▶ Required work:
Among the entries below, find the lines with "footer" and copy them.
## begin Extracted records
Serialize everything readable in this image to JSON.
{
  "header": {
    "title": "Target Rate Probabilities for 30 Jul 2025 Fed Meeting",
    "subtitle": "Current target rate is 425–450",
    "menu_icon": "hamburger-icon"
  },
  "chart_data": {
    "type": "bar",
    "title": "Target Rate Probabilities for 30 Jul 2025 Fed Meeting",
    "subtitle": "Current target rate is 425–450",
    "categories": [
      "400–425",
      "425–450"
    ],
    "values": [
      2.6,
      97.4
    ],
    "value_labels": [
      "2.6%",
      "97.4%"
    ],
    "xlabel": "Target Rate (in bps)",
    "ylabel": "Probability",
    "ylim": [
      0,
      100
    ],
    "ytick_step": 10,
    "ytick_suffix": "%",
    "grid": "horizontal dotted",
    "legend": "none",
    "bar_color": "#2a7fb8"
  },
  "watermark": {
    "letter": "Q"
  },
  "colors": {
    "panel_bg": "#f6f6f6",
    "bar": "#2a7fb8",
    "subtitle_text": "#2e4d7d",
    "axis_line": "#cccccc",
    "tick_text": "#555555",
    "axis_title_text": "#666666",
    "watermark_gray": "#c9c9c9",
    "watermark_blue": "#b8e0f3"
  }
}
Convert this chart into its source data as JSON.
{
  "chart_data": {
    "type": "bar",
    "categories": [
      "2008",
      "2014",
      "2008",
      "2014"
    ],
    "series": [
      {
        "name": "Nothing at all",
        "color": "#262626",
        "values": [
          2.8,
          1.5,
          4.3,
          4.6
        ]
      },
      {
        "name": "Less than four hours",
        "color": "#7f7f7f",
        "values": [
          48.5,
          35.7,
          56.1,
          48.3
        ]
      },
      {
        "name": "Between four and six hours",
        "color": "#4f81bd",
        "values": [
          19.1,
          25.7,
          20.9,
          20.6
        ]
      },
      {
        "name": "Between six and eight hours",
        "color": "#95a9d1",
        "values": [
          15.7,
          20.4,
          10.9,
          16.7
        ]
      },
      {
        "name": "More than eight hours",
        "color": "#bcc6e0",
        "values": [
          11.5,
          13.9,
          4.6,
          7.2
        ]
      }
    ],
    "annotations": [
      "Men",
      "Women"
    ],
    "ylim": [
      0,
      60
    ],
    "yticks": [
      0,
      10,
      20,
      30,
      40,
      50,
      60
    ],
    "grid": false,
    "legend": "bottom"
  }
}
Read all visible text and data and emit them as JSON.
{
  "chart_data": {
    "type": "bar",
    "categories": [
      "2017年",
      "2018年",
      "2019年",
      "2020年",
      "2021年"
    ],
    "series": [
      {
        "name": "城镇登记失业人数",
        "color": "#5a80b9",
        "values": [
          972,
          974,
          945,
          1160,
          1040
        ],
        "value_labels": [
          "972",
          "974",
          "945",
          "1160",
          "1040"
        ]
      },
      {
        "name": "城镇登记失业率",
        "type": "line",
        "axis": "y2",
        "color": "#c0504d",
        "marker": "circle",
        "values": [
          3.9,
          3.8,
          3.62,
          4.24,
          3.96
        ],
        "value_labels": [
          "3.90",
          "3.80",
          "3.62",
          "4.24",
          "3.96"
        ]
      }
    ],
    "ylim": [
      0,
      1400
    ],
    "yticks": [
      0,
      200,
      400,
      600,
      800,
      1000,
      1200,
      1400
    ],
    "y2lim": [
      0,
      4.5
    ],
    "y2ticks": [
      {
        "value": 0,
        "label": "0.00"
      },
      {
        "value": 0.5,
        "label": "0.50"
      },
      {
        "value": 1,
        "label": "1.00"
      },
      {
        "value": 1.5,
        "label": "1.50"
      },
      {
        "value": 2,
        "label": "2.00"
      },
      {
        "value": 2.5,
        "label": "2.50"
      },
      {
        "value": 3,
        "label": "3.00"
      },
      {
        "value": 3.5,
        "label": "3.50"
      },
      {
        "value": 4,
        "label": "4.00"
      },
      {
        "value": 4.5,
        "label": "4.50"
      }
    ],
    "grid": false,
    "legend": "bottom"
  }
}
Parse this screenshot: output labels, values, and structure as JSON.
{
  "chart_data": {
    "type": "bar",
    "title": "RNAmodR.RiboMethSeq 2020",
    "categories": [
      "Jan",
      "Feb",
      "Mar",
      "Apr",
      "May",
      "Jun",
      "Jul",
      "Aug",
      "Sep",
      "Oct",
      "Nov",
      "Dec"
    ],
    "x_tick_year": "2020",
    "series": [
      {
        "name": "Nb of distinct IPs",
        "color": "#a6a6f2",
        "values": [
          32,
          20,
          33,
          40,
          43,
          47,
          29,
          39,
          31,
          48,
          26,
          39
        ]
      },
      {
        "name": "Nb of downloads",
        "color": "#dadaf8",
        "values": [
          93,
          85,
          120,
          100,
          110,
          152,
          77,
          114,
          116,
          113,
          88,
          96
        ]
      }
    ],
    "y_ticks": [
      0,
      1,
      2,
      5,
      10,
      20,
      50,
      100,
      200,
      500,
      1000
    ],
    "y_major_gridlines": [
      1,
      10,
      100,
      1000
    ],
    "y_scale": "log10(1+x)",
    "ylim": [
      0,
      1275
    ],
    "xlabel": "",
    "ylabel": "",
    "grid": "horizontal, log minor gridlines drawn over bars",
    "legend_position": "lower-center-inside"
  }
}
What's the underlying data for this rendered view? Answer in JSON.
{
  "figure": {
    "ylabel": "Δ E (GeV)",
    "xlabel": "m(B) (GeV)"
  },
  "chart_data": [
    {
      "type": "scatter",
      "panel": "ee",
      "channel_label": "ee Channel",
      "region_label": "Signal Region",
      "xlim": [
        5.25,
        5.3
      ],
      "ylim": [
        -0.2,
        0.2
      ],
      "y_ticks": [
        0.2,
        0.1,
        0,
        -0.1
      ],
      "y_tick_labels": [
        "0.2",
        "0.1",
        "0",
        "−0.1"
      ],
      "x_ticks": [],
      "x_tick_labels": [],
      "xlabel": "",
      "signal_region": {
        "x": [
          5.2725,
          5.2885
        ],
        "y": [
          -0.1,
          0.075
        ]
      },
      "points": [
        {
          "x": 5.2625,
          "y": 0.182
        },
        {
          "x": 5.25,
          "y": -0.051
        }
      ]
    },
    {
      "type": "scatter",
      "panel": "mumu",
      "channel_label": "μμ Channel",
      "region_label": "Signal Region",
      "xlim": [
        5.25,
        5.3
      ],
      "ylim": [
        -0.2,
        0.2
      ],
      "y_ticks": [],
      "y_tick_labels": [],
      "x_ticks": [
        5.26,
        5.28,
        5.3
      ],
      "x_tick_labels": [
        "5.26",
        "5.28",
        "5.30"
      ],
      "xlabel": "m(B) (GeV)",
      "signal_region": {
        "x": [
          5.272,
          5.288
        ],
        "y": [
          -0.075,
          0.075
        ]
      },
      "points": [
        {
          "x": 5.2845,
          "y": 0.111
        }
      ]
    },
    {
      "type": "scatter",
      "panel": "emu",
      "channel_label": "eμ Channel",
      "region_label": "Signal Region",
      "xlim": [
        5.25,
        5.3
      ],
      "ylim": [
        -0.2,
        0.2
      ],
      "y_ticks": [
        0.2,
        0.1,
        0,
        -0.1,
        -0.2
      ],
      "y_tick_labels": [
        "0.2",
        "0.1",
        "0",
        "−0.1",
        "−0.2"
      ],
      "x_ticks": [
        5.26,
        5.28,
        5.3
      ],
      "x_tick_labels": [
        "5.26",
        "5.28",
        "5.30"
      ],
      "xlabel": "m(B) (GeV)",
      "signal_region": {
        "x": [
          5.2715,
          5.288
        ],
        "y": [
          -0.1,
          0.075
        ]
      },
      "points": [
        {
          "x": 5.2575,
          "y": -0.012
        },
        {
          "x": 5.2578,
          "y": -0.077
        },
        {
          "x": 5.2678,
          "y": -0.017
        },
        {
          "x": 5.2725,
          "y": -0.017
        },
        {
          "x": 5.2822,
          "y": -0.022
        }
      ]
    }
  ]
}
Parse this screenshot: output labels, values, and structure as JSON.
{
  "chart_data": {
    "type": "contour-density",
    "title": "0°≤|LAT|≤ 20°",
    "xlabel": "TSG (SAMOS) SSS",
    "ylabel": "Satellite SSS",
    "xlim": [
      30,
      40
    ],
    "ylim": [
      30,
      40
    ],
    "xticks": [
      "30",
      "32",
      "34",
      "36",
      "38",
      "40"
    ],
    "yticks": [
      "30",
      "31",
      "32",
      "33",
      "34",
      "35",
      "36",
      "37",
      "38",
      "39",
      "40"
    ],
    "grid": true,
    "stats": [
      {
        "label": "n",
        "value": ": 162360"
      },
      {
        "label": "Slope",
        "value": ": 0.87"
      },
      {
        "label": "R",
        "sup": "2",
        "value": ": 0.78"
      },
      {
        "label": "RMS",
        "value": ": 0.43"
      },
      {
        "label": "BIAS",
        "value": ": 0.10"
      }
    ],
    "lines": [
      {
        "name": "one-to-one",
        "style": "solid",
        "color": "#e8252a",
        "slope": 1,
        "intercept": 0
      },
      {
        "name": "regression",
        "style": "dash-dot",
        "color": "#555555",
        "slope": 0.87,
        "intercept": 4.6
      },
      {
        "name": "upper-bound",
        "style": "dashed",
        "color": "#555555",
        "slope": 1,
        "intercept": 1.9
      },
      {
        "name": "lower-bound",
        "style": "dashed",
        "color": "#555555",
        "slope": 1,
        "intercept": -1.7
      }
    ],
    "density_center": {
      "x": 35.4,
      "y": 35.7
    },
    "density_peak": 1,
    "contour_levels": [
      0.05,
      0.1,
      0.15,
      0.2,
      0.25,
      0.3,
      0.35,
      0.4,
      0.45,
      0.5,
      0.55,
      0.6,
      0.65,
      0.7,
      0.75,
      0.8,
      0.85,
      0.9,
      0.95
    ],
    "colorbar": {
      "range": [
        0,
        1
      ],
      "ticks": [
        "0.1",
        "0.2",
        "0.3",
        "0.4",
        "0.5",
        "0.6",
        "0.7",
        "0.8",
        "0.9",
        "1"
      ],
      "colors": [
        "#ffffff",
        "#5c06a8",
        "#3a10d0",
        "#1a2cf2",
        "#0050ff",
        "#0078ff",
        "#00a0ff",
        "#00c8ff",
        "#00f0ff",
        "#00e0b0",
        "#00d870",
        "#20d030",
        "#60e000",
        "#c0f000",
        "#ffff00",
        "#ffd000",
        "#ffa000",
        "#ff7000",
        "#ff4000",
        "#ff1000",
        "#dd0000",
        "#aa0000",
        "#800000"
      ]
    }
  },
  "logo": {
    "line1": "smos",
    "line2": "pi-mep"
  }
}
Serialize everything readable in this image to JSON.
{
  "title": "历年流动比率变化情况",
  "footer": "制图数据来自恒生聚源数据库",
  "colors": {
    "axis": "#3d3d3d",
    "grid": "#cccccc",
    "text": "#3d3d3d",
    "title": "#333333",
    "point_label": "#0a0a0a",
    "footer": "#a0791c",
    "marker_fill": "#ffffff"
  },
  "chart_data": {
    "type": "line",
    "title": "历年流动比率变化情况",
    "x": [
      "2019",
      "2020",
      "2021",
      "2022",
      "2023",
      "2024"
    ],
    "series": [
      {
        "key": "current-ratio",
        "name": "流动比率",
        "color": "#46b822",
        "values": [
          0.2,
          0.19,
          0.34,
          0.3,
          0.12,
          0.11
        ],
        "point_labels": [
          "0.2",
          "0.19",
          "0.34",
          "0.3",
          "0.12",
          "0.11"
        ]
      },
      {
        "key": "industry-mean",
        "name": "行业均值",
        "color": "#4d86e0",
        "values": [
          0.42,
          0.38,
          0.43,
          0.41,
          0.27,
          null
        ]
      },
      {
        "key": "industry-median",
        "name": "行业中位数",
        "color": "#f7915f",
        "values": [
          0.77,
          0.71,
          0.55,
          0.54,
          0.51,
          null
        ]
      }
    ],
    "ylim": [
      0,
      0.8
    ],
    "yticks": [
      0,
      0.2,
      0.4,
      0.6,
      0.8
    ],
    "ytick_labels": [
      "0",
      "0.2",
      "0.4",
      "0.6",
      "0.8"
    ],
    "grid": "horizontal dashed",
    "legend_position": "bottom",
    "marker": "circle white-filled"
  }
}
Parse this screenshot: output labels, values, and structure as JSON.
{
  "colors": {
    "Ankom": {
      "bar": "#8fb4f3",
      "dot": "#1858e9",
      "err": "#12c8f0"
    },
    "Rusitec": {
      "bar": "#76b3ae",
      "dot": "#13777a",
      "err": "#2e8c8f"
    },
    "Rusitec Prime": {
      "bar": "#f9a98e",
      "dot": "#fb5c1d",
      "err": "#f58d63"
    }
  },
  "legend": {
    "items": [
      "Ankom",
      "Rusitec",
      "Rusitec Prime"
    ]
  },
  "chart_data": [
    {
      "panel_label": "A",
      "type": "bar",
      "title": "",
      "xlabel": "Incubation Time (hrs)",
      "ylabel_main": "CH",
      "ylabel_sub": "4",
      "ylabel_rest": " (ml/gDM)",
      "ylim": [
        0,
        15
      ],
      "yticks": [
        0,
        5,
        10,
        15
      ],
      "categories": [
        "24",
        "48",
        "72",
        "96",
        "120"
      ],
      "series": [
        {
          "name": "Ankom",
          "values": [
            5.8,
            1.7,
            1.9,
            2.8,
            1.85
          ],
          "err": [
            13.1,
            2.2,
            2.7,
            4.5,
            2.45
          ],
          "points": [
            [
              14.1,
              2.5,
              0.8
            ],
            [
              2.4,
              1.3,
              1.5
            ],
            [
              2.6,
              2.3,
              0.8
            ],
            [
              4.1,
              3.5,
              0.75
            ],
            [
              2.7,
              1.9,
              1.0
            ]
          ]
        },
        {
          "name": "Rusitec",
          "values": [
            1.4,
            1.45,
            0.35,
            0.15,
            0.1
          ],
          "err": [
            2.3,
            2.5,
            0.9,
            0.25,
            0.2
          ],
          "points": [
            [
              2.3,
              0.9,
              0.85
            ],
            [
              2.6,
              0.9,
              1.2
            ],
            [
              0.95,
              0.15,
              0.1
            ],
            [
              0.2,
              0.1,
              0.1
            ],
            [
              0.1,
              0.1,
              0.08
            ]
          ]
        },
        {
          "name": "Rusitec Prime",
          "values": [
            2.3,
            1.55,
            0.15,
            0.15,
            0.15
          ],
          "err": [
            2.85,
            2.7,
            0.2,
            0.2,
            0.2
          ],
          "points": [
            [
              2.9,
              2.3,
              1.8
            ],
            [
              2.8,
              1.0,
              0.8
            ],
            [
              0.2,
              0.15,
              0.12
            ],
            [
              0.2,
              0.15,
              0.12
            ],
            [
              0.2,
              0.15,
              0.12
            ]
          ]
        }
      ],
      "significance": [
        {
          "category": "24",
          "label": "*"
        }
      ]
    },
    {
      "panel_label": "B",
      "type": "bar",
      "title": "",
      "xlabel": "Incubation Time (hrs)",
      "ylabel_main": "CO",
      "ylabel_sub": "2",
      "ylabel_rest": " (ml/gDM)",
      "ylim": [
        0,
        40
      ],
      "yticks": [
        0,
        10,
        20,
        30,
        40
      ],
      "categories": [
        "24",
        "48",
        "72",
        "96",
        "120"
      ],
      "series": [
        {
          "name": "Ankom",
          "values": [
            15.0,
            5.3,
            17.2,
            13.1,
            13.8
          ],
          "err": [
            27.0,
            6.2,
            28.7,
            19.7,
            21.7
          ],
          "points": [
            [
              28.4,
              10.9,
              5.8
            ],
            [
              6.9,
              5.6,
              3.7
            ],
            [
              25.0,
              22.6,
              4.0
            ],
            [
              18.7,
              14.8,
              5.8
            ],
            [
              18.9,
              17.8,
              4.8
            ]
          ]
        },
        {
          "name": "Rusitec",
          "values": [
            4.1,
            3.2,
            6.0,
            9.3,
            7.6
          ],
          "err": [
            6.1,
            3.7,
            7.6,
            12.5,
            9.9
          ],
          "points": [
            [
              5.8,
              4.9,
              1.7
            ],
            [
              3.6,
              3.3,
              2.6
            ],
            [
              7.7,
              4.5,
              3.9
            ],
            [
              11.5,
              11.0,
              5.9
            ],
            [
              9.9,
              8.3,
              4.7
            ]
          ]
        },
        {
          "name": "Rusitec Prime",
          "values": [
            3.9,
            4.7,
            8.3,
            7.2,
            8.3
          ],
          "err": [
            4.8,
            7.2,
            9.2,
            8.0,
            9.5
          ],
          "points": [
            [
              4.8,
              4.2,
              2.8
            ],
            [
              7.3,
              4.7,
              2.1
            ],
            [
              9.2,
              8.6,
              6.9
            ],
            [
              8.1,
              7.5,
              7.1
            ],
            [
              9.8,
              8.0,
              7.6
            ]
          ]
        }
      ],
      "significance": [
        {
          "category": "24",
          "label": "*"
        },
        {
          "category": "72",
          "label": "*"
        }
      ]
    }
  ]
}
## end Extracted records
▶ The answer:
  "footer": "制图数据来自恒生聚源数据库",
    "footer": "#a0791c",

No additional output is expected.